* Exercise instructions: Check each line of the listing for the string "this", count the lines that have it, and answer with that number only.

|---|

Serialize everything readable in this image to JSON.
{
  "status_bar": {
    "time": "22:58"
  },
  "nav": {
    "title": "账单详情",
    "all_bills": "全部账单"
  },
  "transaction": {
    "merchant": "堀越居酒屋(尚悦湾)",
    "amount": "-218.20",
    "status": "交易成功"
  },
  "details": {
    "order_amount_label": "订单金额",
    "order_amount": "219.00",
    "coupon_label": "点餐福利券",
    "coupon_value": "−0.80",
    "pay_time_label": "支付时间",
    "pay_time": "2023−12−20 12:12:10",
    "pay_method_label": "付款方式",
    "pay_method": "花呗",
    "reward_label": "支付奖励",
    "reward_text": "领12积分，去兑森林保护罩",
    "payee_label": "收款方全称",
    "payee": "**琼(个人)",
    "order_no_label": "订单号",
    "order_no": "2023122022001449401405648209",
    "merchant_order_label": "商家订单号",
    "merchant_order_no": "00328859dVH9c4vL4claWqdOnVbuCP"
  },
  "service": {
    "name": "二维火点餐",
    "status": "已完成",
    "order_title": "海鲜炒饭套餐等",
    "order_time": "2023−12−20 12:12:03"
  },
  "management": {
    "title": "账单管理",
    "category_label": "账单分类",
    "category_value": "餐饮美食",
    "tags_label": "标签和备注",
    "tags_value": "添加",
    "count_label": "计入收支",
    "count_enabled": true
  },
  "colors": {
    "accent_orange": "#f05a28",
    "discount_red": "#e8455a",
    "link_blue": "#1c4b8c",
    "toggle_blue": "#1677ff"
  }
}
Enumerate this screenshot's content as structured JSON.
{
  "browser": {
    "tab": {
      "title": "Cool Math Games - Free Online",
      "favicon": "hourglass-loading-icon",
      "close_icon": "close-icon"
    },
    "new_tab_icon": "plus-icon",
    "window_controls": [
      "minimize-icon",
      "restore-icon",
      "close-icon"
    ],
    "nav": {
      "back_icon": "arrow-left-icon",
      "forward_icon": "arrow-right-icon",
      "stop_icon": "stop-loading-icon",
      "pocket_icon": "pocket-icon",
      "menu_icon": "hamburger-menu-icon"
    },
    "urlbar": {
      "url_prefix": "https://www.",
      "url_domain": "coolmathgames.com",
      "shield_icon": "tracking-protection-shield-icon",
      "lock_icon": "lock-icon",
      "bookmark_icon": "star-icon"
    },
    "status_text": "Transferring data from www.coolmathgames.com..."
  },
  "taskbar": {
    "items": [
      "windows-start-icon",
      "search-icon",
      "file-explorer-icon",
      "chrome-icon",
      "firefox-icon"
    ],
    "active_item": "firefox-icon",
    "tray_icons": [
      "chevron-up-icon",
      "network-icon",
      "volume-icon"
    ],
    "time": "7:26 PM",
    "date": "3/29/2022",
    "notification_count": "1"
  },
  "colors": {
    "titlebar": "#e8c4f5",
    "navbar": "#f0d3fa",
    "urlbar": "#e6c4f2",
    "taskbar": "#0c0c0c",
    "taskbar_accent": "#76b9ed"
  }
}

|---|

* Final result: 2